▸ **Exercise**
Below is a listing; write it out exactly and drop any images from it.

---+---

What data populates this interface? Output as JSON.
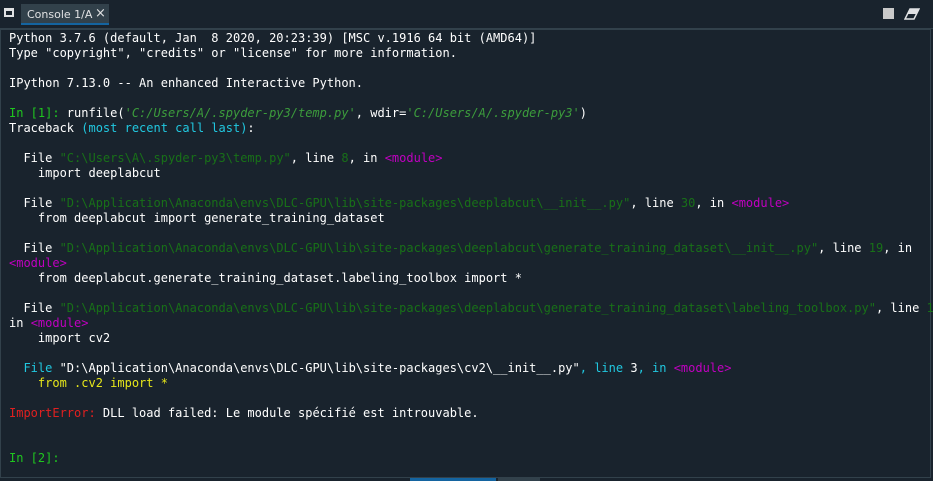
{
  "tab": {
    "title": "Console 1/A",
    "close": "×"
  },
  "colors": {
    "background": "#19232d",
    "prompt_green": "#1fc71f",
    "error_red": "#e02020",
    "module_magenta": "#c000c0",
    "accent_blue": "#1464a0"
  },
  "icons": {
    "window": "window-icon",
    "stop": "stop-kernel-icon",
    "clear": "eraser-icon"
  },
  "console": {
    "lines": [
      [
        {
          "t": "Python 3.7.6 (default, Jan  8 2020, 20:23:39) [MSC v.1916 64 bit (AMD64)]",
          "c": "w"
        }
      ],
      [
        {
          "t": "Type \"copyright\", \"credits\" or \"license\" for more information.",
          "c": "w"
        }
      ],
      [],
      [
        {
          "t": "IPython 7.13.0 -- An enhanced Interactive Python.",
          "c": "w"
        }
      ],
      [],
      [
        {
          "t": "In [1]: ",
          "c": "g"
        },
        {
          "t": "runfile(",
          "c": "w"
        },
        {
          "t": "'C:/Users/A/.spyder-py3/temp.py'",
          "c": "g2 it"
        },
        {
          "t": ", wdir=",
          "c": "w"
        },
        {
          "t": "'C:/Users/A/.spyder-py3'",
          "c": "g2 it"
        },
        {
          "t": ")",
          "c": "w"
        }
      ],
      [
        {
          "t": "Traceback ",
          "c": "w"
        },
        {
          "t": "(most recent call last)",
          "c": "cy"
        },
        {
          "t": ":",
          "c": "w"
        }
      ],
      [],
      [
        {
          "t": "  File ",
          "c": "w"
        },
        {
          "t": "\"C:\\Users\\A\\.spyder-py3\\temp.py\"",
          "c": "dg"
        },
        {
          "t": ", line ",
          "c": "w"
        },
        {
          "t": "8",
          "c": "dg"
        },
        {
          "t": ", in ",
          "c": "w"
        },
        {
          "t": "<module>",
          "c": "ma"
        }
      ],
      [
        {
          "t": "    import deeplabcut",
          "c": "w"
        }
      ],
      [],
      [
        {
          "t": "  File ",
          "c": "w"
        },
        {
          "t": "\"D:\\Application\\Anaconda\\envs\\DLC-GPU\\lib\\site-packages\\deeplabcut\\__init__.py\"",
          "c": "dg"
        },
        {
          "t": ", line ",
          "c": "w"
        },
        {
          "t": "30",
          "c": "dg"
        },
        {
          "t": ", in ",
          "c": "w"
        },
        {
          "t": "<module>",
          "c": "ma"
        }
      ],
      [
        {
          "t": "    from deeplabcut import generate_training_dataset",
          "c": "w"
        }
      ],
      [],
      [
        {
          "t": "  File ",
          "c": "w"
        },
        {
          "t": "\"D:\\Application\\Anaconda\\envs\\DLC-GPU\\lib\\site-packages\\deeplabcut\\generate_training_dataset\\__init__.py\"",
          "c": "dg"
        },
        {
          "t": ", line ",
          "c": "w"
        },
        {
          "t": "19",
          "c": "dg"
        },
        {
          "t": ", in",
          "c": "w"
        }
      ],
      [
        {
          "t": "<module>",
          "c": "ma"
        }
      ],
      [
        {
          "t": "    from deeplabcut.generate_training_dataset.labeling_toolbox import *",
          "c": "w"
        }
      ],
      [],
      [
        {
          "t": "  File ",
          "c": "w"
        },
        {
          "t": "\"D:\\Application\\Anaconda\\envs\\DLC-GPU\\lib\\site-packages\\deeplabcut\\generate_training_dataset\\labeling_toolbox.py\"",
          "c": "dg"
        },
        {
          "t": ", line ",
          "c": "w"
        },
        {
          "t": "14",
          "c": "dg"
        },
        {
          "t": ",",
          "c": "w"
        }
      ],
      [
        {
          "t": "in ",
          "c": "w"
        },
        {
          "t": "<module>",
          "c": "ma"
        }
      ],
      [
        {
          "t": "    import cv2",
          "c": "w"
        }
      ],
      [],
      [
        {
          "t": "  File ",
          "c": "cy"
        },
        {
          "t": "\"D:\\Application\\Anaconda\\envs\\DLC-GPU\\lib\\site-packages\\cv2\\__init__.py\"",
          "c": "w"
        },
        {
          "t": ", line ",
          "c": "cy"
        },
        {
          "t": "3",
          "c": "w"
        },
        {
          "t": ", in ",
          "c": "cy"
        },
        {
          "t": "<module>",
          "c": "ma"
        }
      ],
      [
        {
          "t": "    from .cv2 import *",
          "c": "ye"
        }
      ],
      [],
      [
        {
          "t": "ImportError:",
          "c": "re"
        },
        {
          "t": " DLL load failed: Le module spécifié est introuvable.",
          "c": "w"
        }
      ],
      [],
      [],
      [
        {
          "t": "In [2]: ",
          "c": "g"
        }
      ]
    ]
  }
}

---+---

▸ **Task answer**
What data populates this interface? Output as JSON.
{
  "tab": {
    "title": "Console 1/A",
    "close": "×"
  },
  "colors": {
    "background": "#19232d",
    "prompt_green": "#1fc71f",
    "error_red": "#e02020",
    "module_magenta": "#c000c0",
    "accent_blue": "#1464a0"
  },
  "icons": {
    "window": "window-icon",
    "stop": "stop-kernel-icon",
    "clear": "eraser-icon"
  },
  "console": {
    "lines": [
      [
        {
          "t": "Python 3.7.6 (default, Jan  8 2020, 20:23:39) [MSC v.1916 64 bit (AMD64)]",
          "c": "w"
        }
      ],
      [
        {
          "t": "Type \"copyright\", \"credits\" or \"license\" for more information.",
          "c": "w"
        }
      ],
      [],
      [
        {
          "t": "IPython 7.13.0 -- An enhanced Interactive Python.",
          "c": "w"
        }
      ],
      [],
      [
        {
          "t": "In [1]: ",
          "c": "g"
        },
        {
          "t": "runfile(",
          "c": "w"
        },
        {
          "t": "'C:/Users/A/.spyder-py3/temp.py'",
          "c": "g2 it"
        },
        {
          "t": ", wdir=",
          "c": "w"
        },
        {
          "t": "'C:/Users/A/.spyder-py3'",
          "c": "g2 it"
        },
        {
          "t": ")",
          "c": "w"
        }
      ],
      [
        {
          "t": "Traceback ",
          "c": "w"
        },
        {
          "t": "(most recent call last)",
          "c": "cy"
        },
        {
          "t": ":",
          "c": "w"
        }
      ],
      [],
      [
        {
          "t": "  File ",
          "c": "w"
        },
        {
          "t": "\"C:\\Users\\A\\.spyder-py3\\temp.py\"",
          "c": "dg"
        },
        {
          "t": ", line ",
          "c": "w"
        },
        {
          "t": "8",
          "c": "dg"
        },
        {
          "t": ", in ",
          "c": "w"
        },
        {
          "t": "<module>",
          "c": "ma"
        }
      ],
      [
        {
          "t": "    import deeplabcut",
          "c": "w"
        }
      ],
      [],
      [
        {
          "t": "  File ",
          "c": "w"
        },
        {
          "t": "\"D:\\Application\\Anaconda\\envs\\DLC-GPU\\lib\\site-packages\\deeplabcut\\__init__.py\"",
          "c": "dg"
        },
        {
          "t": ", line ",
          "c": "w"
        },
        {
          "t": "30",
          "c": "dg"
        },
        {
          "t": ", in ",
          "c": "w"
        },
        {
          "t": "<module>",
          "c": "ma"
        }
      ],
      [
        {
          "t": "    from deeplabcut import generate_training_dataset",
          "c": "w"
        }
      ],
      [],
      [
        {
          "t": "  File ",
          "c": "w"
        },
        {
          "t": "\"D:\\Application\\Anaconda\\envs\\DLC-GPU\\lib\\site-packages\\deeplabcut\\generate_training_dataset\\__init__.py\"",
          "c": "dg"
        },
        {
          "t": ", line ",
          "c": "w"
        },
        {
          "t": "19",
          "c": "dg"
        },
        {
          "t": ", in",
          "c": "w"
        }
      ],
      [
        {
          "t": "<module>",
          "c": "ma"
        }
      ],
      [
        {
          "t": "    from deeplabcut.generate_training_dataset.labeling_toolbox import *",
          "c": "w"
        }
      ],
      [],
      [
        {
          "t": "  File ",
          "c": "w"
        },
        {
          "t": "\"D:\\Application\\Anaconda\\envs\\DLC-GPU\\lib\\site-packages\\deeplabcut\\generate_training_dataset\\labeling_toolbox.py\"",
          "c": "dg"
        },
        {
          "t": ", line ",
          "c": "w"
        },
        {
          "t": "14",
          "c": "dg"
        },
        {
          "t": ",",
          "c": "w"
        }
      ],
      [
        {
          "t": "in ",
          "c": "w"
        },
        {
          "t": "<module>",
          "c": "ma"
        }
      ],
      [
        {
          "t": "    import cv2",
          "c": "w"
        }
      ],
      [],
      [
        {
          "t": "  File ",
          "c": "cy"
        },
        {
          "t": "\"D:\\Application\\Anaconda\\envs\\DLC-GPU\\lib\\site-packages\\cv2\\__init__.py\"",
          "c": "w"
        },
        {
          "t": ", line ",
          "c": "cy"
        },
        {
          "t": "3",
          "c": "w"
        },
        {
          "t": ", in ",
          "c": "cy"
        },
        {
          "t": "<module>",
          "c": "ma"
        }
      ],
      [
        {
          "t": "    from .cv2 import *",
          "c": "ye"
        }
      ],
      [],
      [
        {
          "t": "ImportError:",
          "c": "re"
        },
        {
          "t": " DLL load failed: Le module spécifié est introuvable.",
          "c": "w"
        }
      ],
      [],
      [],
      [
        {
          "t": "In [2]: ",
          "c": "g"
        }
      ]
    ]
  }
}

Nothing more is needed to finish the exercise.